» AIM: Identify, in the records below, every line where the string "cylinder" appears, and copy each such line.

» THE INPUT:
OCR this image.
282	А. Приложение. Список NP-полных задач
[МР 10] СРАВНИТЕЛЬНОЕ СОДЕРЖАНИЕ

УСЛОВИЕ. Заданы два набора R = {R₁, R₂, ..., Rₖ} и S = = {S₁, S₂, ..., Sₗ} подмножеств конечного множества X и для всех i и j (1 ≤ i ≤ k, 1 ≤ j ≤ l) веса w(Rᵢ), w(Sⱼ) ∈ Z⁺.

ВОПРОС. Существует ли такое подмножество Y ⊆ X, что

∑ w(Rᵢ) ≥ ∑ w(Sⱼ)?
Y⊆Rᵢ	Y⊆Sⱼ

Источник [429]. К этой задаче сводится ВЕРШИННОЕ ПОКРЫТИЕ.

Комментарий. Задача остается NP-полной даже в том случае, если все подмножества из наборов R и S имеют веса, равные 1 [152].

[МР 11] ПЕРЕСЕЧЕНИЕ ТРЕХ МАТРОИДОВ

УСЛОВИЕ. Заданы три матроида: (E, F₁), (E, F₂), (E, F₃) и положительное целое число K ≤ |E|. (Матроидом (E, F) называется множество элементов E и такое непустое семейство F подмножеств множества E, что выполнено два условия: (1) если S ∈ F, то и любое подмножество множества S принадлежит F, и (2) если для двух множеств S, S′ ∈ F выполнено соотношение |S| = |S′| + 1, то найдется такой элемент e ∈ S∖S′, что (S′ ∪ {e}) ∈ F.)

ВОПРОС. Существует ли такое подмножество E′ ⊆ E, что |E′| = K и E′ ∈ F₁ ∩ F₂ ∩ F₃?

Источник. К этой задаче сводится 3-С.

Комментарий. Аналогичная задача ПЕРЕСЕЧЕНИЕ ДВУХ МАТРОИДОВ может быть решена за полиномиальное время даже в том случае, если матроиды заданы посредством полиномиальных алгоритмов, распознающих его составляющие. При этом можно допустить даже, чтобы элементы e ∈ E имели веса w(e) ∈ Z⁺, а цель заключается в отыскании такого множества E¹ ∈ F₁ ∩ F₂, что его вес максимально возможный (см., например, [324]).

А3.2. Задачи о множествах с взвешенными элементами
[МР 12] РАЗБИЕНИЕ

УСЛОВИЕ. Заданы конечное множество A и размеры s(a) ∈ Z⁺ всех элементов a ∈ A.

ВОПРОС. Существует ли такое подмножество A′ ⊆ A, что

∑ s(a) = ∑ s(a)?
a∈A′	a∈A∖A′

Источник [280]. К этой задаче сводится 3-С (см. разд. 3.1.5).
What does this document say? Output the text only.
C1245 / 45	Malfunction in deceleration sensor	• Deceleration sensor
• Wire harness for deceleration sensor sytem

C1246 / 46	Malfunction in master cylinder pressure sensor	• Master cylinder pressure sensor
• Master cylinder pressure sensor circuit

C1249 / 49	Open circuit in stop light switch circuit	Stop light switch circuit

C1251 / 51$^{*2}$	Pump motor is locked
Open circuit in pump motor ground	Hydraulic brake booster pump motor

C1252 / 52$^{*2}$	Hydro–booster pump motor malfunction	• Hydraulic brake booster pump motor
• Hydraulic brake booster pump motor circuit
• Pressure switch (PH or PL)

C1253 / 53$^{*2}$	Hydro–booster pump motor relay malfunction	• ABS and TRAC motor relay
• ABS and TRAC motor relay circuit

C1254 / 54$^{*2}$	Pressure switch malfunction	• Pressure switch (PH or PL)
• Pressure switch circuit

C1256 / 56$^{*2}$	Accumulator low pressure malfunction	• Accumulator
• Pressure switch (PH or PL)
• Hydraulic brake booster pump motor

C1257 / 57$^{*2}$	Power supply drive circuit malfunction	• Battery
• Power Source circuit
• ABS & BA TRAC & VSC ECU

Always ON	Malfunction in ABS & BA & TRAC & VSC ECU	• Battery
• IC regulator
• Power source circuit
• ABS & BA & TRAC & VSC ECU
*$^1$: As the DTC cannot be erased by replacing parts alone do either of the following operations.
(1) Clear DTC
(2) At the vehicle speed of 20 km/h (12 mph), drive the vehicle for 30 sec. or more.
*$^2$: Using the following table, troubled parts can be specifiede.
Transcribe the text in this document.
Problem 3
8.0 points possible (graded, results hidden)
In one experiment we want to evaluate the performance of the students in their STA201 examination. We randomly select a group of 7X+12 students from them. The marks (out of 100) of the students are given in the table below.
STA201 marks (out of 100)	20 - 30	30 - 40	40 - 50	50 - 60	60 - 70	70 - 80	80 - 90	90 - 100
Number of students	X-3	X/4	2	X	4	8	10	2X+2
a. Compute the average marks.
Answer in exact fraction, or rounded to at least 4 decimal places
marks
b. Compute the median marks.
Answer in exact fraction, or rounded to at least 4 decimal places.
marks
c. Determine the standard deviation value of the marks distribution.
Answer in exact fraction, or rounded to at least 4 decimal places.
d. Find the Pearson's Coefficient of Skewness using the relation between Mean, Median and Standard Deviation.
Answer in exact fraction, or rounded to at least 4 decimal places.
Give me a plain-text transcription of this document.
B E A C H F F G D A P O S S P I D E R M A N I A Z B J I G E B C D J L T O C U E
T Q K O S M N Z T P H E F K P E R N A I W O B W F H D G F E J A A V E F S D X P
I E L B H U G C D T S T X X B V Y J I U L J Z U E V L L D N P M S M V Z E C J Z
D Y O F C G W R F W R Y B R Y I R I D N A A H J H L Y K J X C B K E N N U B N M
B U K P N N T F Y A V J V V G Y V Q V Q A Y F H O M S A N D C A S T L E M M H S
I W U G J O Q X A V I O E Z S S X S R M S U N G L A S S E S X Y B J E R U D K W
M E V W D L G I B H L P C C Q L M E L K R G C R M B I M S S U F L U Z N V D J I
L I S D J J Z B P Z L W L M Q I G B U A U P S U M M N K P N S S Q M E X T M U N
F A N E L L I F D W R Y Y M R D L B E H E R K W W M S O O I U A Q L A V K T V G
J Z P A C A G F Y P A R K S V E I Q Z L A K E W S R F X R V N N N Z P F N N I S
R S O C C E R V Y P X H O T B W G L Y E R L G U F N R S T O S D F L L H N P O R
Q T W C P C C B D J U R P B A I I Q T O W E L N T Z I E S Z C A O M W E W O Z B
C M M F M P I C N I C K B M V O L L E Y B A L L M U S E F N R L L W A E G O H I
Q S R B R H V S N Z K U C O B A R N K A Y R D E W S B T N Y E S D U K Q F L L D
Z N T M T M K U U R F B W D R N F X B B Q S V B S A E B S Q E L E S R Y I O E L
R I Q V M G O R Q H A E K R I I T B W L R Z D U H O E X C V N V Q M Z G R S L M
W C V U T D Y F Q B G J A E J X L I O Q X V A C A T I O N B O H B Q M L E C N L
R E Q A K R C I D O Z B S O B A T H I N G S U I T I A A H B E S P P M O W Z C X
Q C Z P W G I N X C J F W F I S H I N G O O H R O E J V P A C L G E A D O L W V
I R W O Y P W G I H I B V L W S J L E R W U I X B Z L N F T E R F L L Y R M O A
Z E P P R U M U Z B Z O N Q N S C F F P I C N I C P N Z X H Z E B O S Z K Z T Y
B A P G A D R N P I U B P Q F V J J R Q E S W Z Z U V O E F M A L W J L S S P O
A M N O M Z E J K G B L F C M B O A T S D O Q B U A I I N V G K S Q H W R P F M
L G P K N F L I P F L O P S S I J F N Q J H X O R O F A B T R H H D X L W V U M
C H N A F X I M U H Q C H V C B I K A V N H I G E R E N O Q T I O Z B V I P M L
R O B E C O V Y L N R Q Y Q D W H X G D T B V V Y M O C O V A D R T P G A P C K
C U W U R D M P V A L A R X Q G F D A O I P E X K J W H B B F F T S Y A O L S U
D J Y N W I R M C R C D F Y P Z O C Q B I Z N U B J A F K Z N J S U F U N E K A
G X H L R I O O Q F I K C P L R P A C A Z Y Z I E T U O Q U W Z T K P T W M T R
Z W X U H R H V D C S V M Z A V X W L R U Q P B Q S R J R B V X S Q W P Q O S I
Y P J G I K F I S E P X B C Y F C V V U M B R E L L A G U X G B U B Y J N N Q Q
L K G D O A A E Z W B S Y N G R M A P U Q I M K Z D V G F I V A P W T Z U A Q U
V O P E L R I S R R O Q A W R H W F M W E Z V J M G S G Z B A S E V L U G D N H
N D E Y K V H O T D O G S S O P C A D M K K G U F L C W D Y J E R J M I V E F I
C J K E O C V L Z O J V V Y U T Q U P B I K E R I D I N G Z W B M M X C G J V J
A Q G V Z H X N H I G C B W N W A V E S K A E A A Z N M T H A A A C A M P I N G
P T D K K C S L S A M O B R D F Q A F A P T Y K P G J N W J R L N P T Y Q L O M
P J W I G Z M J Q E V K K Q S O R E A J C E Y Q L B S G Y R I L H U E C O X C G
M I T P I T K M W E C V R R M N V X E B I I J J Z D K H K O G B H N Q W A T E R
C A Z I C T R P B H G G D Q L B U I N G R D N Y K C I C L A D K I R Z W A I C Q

» RESPONSE TO THIS TASK:
C1246 / 46	Malfunction in master cylinder pressure sensor	• Master cylinder pressure sensor
• Master cylinder pressure sensor circuit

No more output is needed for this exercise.